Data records
----

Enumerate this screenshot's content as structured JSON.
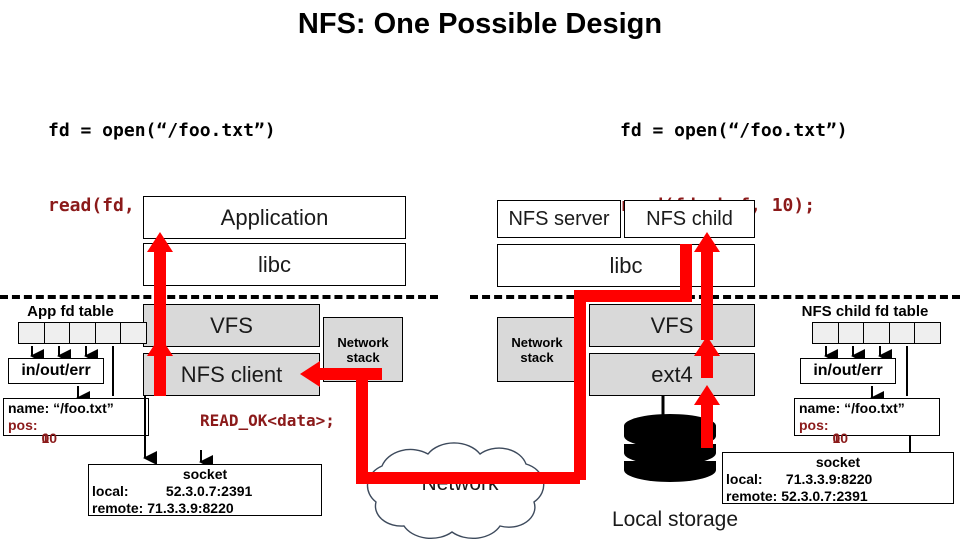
{
  "title": "NFS: One Possible Design",
  "code_left": {
    "line1": "fd = open(“/foo.txt”)",
    "line2": "read(fd, buf, 10);"
  },
  "code_right": {
    "line1": "fd = open(“/foo.txt”)",
    "line2": "read(fd, buf, 10);"
  },
  "client": {
    "application": "Application",
    "libc": "libc",
    "vfs": "VFS",
    "nfs_client": "NFS client",
    "network_stack_line1": "Network",
    "network_stack_line2": "stack",
    "fd_table_title": "App fd table",
    "in_out_err": "in/out/err",
    "file_name": "name: “/foo.txt”",
    "file_pos_label": "pos:",
    "file_pos_under": "0",
    "file_pos_over": "10",
    "socket_header": "socket",
    "socket_local_label": "local:",
    "socket_local_value": "52.3.0.7:2391",
    "socket_remote_label": "remote:",
    "socket_remote_value": "71.3.3.9:8220"
  },
  "server": {
    "nfs_server": "NFS server",
    "nfs_child": "NFS child",
    "libc": "libc",
    "vfs": "VFS",
    "ext4": "ext4",
    "network_stack_line1": "Network",
    "network_stack_line2": "stack",
    "fd_table_title": "NFS child fd table",
    "in_out_err": "in/out/err",
    "file_name": "name: “/foo.txt”",
    "file_pos_label": "pos:",
    "file_pos_under": "0",
    "file_pos_over": "10",
    "socket_header": "socket",
    "socket_local_label": "local:",
    "socket_local_value": "71.3.3.9:8220",
    "socket_remote_label": "remote:",
    "socket_remote_value": "52.3.0.7:2391",
    "local_storage": "Local storage"
  },
  "network": {
    "label": "Network"
  },
  "message": {
    "read_ok": "READ_OK<data>;"
  },
  "colors": {
    "red_arrow": "#FF0000",
    "dark_red_text": "#8B1A1A",
    "gray_box": "#d9d9d9",
    "fd_cell": "#efefef",
    "black": "#000000",
    "cloud_stroke": "#3d4a5c"
  }
}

----

Copy out all of the data word for word. Do not carry over any picture.

Enumerate this screenshot's content as structured JSON.
{
  "title": "NFS: One Possible Design",
  "code_left": {
    "line1": "fd = open(“/foo.txt”)",
    "line2": "read(fd, buf, 10);"
  },
  "code_right": {
    "line1": "fd = open(“/foo.txt”)",
    "line2": "read(fd, buf, 10);"
  },
  "client": {
    "application": "Application",
    "libc": "libc",
    "vfs": "VFS",
    "nfs_client": "NFS client",
    "network_stack_line1": "Network",
    "network_stack_line2": "stack",
    "fd_table_title": "App fd table",
    "in_out_err": "in/out/err",
    "file_name": "name: “/foo.txt”",
    "file_pos_label": "pos:",
    "file_pos_under": "0",
    "file_pos_over": "10",
    "socket_header": "socket",
    "socket_local_label": "local:",
    "socket_local_value": "52.3.0.7:2391",
    "socket_remote_label": "remote:",
    "socket_remote_value": "71.3.3.9:8220"
  },
  "server": {
    "nfs_server": "NFS server",
    "nfs_child": "NFS child",
    "libc": "libc",
    "vfs": "VFS",
    "ext4": "ext4",
    "network_stack_line1": "Network",
    "network_stack_line2": "stack",
    "fd_table_title": "NFS child fd table",
    "in_out_err": "in/out/err",
    "file_name": "name: “/foo.txt”",
    "file_pos_label": "pos:",
    "file_pos_under": "0",
    "file_pos_over": "10",
    "socket_header": "socket",
    "socket_local_label": "local:",
    "socket_local_value": "71.3.3.9:8220",
    "socket_remote_label": "remote:",
    "socket_remote_value": "52.3.0.7:2391",
    "local_storage": "Local storage"
  },
  "network": {
    "label": "Network"
  },
  "message": {
    "read_ok": "READ_OK<data>;"
  },
  "colors": {
    "red_arrow": "#FF0000",
    "dark_red_text": "#8B1A1A",
    "gray_box": "#d9d9d9",
    "fd_cell": "#efefef",
    "black": "#000000",
    "cloud_stroke": "#3d4a5c"
  }
}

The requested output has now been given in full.